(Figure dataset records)
____
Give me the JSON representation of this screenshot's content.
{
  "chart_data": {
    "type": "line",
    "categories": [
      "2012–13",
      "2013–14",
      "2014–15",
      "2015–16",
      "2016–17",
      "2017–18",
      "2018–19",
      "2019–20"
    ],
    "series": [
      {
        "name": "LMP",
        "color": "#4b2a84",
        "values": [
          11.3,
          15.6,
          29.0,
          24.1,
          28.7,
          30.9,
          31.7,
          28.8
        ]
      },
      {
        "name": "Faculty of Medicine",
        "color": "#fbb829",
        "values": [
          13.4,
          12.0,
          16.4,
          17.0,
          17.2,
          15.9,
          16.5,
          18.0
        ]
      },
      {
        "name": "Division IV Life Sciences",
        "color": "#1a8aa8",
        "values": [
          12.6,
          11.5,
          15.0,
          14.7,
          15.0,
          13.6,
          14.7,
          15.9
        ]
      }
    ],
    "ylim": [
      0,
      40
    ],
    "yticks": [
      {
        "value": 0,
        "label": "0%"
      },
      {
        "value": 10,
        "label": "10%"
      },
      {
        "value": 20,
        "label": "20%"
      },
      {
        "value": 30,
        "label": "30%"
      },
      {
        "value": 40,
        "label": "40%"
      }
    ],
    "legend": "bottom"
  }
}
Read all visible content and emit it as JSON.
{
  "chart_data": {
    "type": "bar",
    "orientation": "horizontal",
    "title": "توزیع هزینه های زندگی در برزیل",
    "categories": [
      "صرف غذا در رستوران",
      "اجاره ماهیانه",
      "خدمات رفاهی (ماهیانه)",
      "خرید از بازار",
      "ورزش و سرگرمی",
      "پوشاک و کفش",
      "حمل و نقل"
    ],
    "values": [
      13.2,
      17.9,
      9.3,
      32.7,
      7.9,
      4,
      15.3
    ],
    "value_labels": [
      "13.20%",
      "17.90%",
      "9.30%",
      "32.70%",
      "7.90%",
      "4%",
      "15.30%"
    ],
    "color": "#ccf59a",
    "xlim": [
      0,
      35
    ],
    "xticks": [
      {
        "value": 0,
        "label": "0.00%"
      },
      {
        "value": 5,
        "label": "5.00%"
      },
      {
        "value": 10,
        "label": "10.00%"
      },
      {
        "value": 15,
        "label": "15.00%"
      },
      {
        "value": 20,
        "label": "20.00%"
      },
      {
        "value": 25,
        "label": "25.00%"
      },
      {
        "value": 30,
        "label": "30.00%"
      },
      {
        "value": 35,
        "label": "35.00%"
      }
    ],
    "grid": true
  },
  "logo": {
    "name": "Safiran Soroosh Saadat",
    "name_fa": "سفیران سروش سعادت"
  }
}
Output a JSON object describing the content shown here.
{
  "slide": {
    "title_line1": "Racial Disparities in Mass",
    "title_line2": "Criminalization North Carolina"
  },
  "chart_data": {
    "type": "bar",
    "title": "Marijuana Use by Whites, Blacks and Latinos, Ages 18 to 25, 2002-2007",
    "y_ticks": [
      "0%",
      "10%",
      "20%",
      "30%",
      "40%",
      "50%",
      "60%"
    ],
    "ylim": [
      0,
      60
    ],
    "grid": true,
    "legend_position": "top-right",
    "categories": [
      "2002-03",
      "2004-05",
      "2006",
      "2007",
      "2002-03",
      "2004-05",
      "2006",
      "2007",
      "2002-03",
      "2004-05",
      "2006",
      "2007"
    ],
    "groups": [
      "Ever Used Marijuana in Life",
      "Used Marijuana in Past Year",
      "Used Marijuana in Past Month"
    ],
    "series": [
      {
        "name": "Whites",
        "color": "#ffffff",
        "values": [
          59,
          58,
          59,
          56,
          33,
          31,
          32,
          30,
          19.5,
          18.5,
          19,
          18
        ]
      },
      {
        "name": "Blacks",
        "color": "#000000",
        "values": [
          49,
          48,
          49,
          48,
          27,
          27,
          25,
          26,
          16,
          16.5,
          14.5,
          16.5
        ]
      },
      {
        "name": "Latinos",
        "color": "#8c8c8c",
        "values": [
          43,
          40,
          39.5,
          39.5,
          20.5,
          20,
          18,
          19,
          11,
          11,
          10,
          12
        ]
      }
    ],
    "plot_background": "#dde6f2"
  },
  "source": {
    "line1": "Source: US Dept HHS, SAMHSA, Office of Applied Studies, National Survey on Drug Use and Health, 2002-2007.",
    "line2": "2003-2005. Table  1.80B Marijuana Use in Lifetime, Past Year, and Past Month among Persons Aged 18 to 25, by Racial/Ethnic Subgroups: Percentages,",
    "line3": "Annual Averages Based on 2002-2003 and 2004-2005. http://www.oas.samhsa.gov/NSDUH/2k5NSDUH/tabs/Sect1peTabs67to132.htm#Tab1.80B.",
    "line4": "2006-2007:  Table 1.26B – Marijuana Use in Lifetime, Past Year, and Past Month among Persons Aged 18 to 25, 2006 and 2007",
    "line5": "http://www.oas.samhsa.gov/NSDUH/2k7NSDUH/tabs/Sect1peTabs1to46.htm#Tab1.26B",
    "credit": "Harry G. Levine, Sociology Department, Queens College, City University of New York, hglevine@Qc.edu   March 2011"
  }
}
____
» **Problem details**:
Find every line in the records that has the string "Table", then state how many there are and nothing else.

» **Solution to this problem**:
2